"""

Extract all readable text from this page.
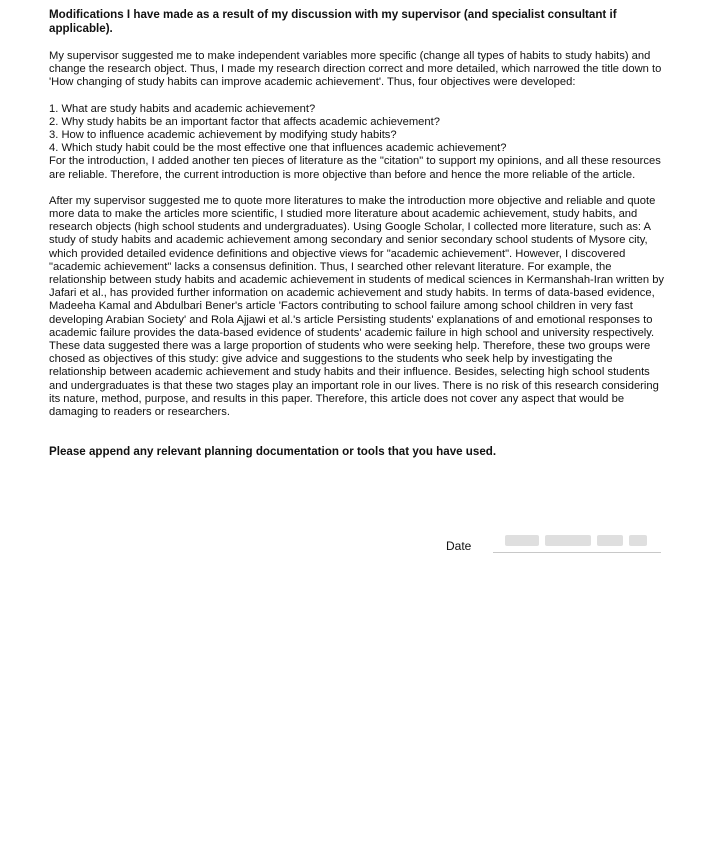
Modifications I have made as a result of my discussion with my supervisor (and specialist consultant if applicable).

My supervisor suggested me to make independent variables more specific (change all types of habits to study habits) and change the research object. Thus, I made my research direction correct and more detailed, which narrowed the title down to 'How changing of study habits can improve academic achievement'. Thus, four objectives were developed:

1. What are study habits and academic achievement?
2. Why study habits be an important factor that affects academic achievement?
3. How to influence academic achievement by modifying study habits?
4. Which study habit could be the most effective one that influences academic achievement?

For the introduction, I added another ten pieces of literature as the "citation" to support my opinions, and all these resources are reliable. Therefore, the current introduction is more objective than before and hence the more reliable of the article.

After my supervisor suggested me to quote more literatures to make the introduction more objective and reliable and quote more data to make the articles more scientific, I studied more literature about academic achievement, study habits, and research objects (high school students and undergraduates). Using Google Scholar, I collected more literature, such as: A study of study habits and academic achievement among secondary and senior secondary school students of Mysore city, which provided detailed evidence definitions and objective views for "academic achievement". However, I discovered "academic achievement" lacks a consensus definition. Thus, I searched other relevant literature. For example, the relationship between study habits and academic achievement in students of medical sciences in Kermanshah-Iran written by Jafari et al., has provided further information on academic achievement and study habits. In terms of data-based evidence, Madeeha Kamal and Abdulbari Bener's article 'Factors contributing to school failure among school children in very fast developing Arabian Society' and Rola Ajjawi et al.'s article Persisting students' explanations of and emotional responses to academic failure provides the data-based evidence of students' academic failure in high school and university respectively. These data suggested there was a large proportion of students who were seeking help. Therefore, these two groups were chosed as objectives of this study: give advice and suggestions to the students who seek help by investigating the relationship between academic achievement and study habits and their influence. Besides, selecting high school students and undergraduates is that these two stages play an important role in our lives. There is no risk of this research considering its nature, method, purpose, and results in this paper. Therefore, this article does not cover any aspect that would be damaging to readers or researchers.

Please append any relevant planning documentation or tools that you have used.

Date
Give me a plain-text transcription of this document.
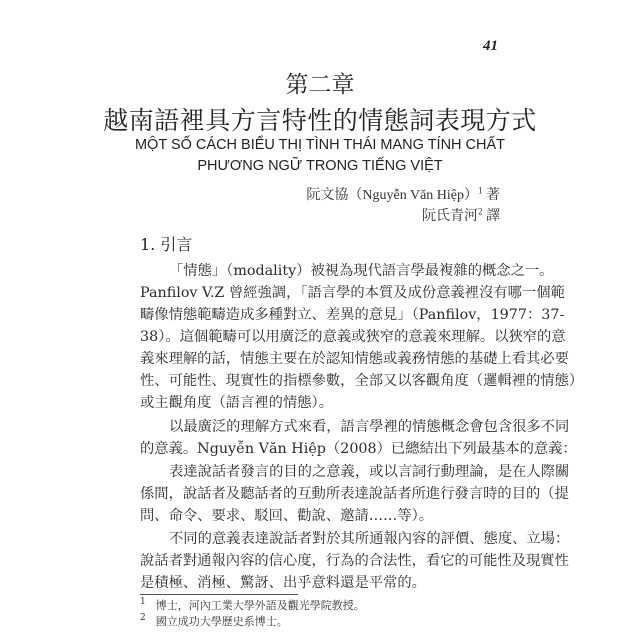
41
第二章
越南語裡具方言特性的情態詞表現方式
MỘT SỐ CÁCH BIỂU THỊ TÌNH THÁI MANG TÍNH CHẤT
PHƯƠNG NGỮ TRONG TIẾNG VIỆT
阮文協（Nguyễn Văn Hiệp）$^1$ 著
阮氏青河$^2$ 譯
1. 引言
「情態」（modality）被視為現代語言學最複雜的概念之一。
Panfilov V.Z 曾經強調，「語言學的本質及成份意義裡沒有哪一個範
疇像情態範疇造成多種對立、差異的意見」（Panfilov，1977：37-
38）。這個範疇可以用廣泛的意義或狹窄的意義來理解。以狹窄的意
義來理解的話，情態主要在於認知情態或義務情態的基礎上看其必要
性、可能性、現實性的指標參數，全部又以客觀角度（邏輯裡的情態）
或主觀角度（語言裡的情態）。
以最廣泛的理解方式來看，語言學裡的情態概念會包含很多不同
的意義。Nguyễn Văn Hiệp（2008）已總結出下列最基本的意義：
表達說話者發言的目的之意義，或以言詞行動理論，是在人際關
係間，說話者及聽話者的互動所表達說話者所進行發言時的目的（提
問、命令、要求、駁回、勸說、邀請……等）。
不同的意義表達說話者對於其所通報內容的評價、態度、立場：
說話者對通報內容的信心度，行為的合法性，看它的可能性及現實性
是積極、消極、驚訝、出乎意料還是平常的。
$^1$ 博士，河內工業大學外語及觀光學院教授。
$^2$ 國立成功大學歷史系博士。
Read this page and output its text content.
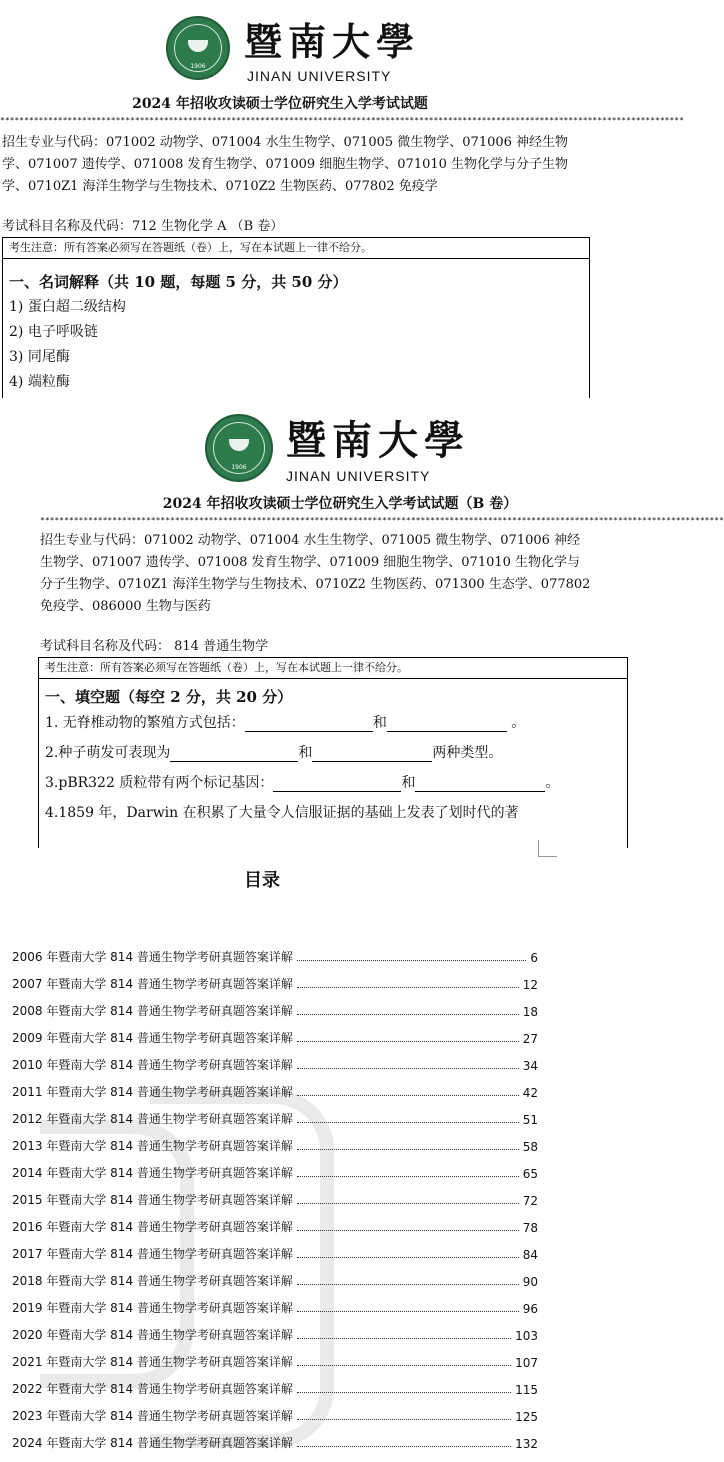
1906
暨南大學
JINAN UNIVERSITY
2024 年招收攻读硕士学位研究生入学考试试题
**********************************************************************************************************************************************
招生专业与代码：071002 动物学、071004 水生生物学、071005 微生物学、071006 神经生物
学、071007 遗传学、071008 发育生物学、071009 细胞生物学、071010 生物化学与分子生物
学、0710Z1 海洋生物学与生物技术、0710Z2 生物医药、077802 免疫学
考试科目名称及代码：712 生物化学 A （B 卷）
考生注意：所有答案必须写在答题纸（卷）上，写在本试题上一律不给分。
一、名词解释（共 10 题，每题 5 分，共 50 分）
1) 蛋白超二级结构
2) 电子呼吸链
3) 同尾酶
4) 端粒酶
1906
暨南大學
JINAN UNIVERSITY
2024 年招收攻读硕士学位研究生入学考试试题（B 卷）
**********************************************************************************************************************************************
招生专业与代码：071002 动物学、071004 水生生物学、071005 微生物学、071006 神经
生物学、071007 遗传学、071008 发育生物学、071009 细胞生物学、071010 生物化学与
分子生物学、0710Z1 海洋生物学与生物技术、0710Z2 生物医药、071300 生态学、077802
免疫学、086000 生物与医药
考试科目名称及代码： 814 普通生物学
考生注意：所有答案必须写在答题纸（卷）上，写在本试题上一律不给分。
一、填空题（每空 2 分，共 20 分）
1. 无脊椎动物的繁殖方式包括：	和	。
2.种子萌发可表现为	和	两种类型。
3.pBR322 质粒带有两个标记基因：	和	。
4.1859 年，Darwin 在积累了大量令人信服证据的基础上发表了划时代的著
目录
2006 年暨南大学 814 普通生物学考研真题答案详解	6
2007 年暨南大学 814 普通生物学考研真题答案详解	12
2008 年暨南大学 814 普通生物学考研真题答案详解	18
2009 年暨南大学 814 普通生物学考研真题答案详解	27
2010 年暨南大学 814 普通生物学考研真题答案详解	34
2011 年暨南大学 814 普通生物学考研真题答案详解	42
2012 年暨南大学 814 普通生物学考研真题答案详解	51
2013 年暨南大学 814 普通生物学考研真题答案详解	58
2014 年暨南大学 814 普通生物学考研真题答案详解	65
2015 年暨南大学 814 普通生物学考研真题答案详解	72
2016 年暨南大学 814 普通生物学考研真题答案详解	78
2017 年暨南大学 814 普通生物学考研真题答案详解	84
2018 年暨南大学 814 普通生物学考研真题答案详解	90
2019 年暨南大学 814 普通生物学考研真题答案详解	96
2020 年暨南大学 814 普通生物学考研真题答案详解	103
2021 年暨南大学 814 普通生物学考研真题答案详解	107
2022 年暨南大学 814 普通生物学考研真题答案详解	115
2023 年暨南大学 814 普通生物学考研真题答案详解	125
2024 年暨南大学 814 普通生物学考研真题答案详解	132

"""

◆ Exercise instructions:
Copy every single line of the material above that holds "考试科目名称及代码".

◆ Solution:
考试科目名称及代码：712 生物化学 A （B 卷）
考试科目名称及代码： 814 普通生物学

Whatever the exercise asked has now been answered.